■ Task to complete:
All of the material below is to be restated word for word, apart from the pictures.

■ Listing:

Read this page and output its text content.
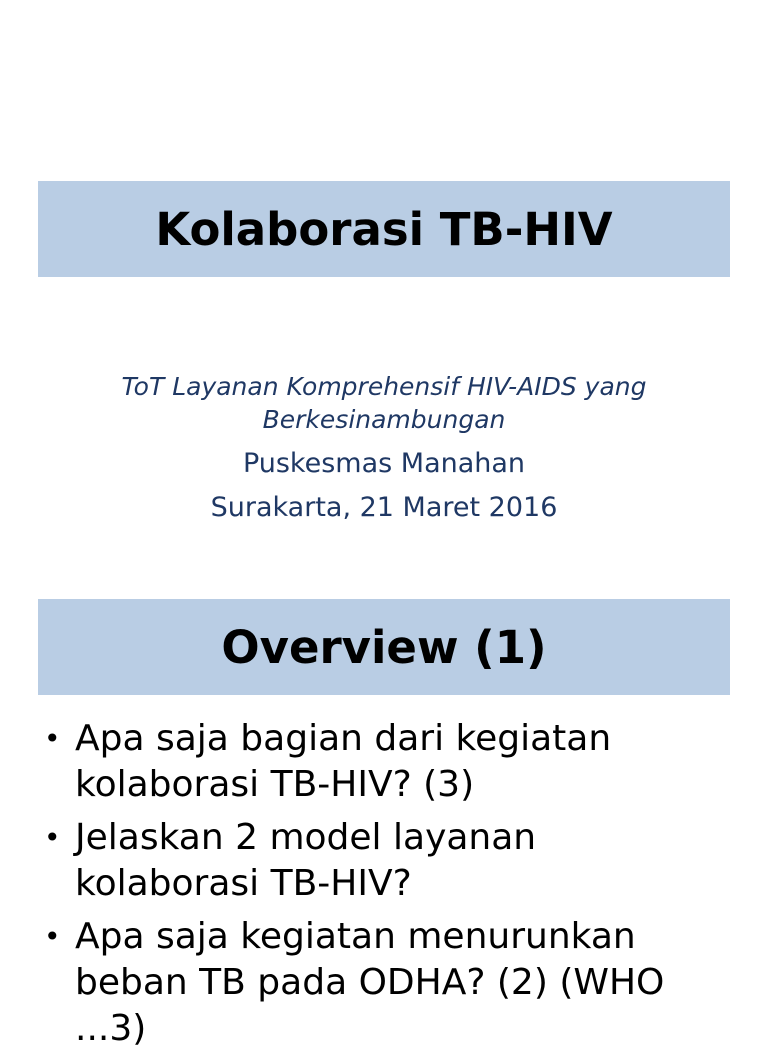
Kolaborasi TB-HIV

ToT Layanan Komprehensif HIV-AIDS yang
Berkesinambungan

Puskesmas Manahan

Surakarta, 21 Maret 2016

Overview (1)
• Apa saja bagian dari kegiatan
kolaborasi TB-HIV? (3)
• Jelaskan 2 model layanan
kolaborasi TB-HIV?
• Apa saja kegiatan menurunkan
beban TB pada ODHA? (2) (WHO
...3)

■ Solved exercise:
Read this page and output its text content.
Kolaborasi TB-HIV

ToT Layanan Komprehensif HIV-AIDS yang
Berkesinambungan

Puskesmas Manahan

Surakarta, 21 Maret 2016

Overview (1)
• Apa saja bagian dari kegiatan
kolaborasi TB-HIV? (3)
• Jelaskan 2 model layanan
kolaborasi TB-HIV?
• Apa saja kegiatan menurunkan
beban TB pada ODHA? (2) (WHO
...3)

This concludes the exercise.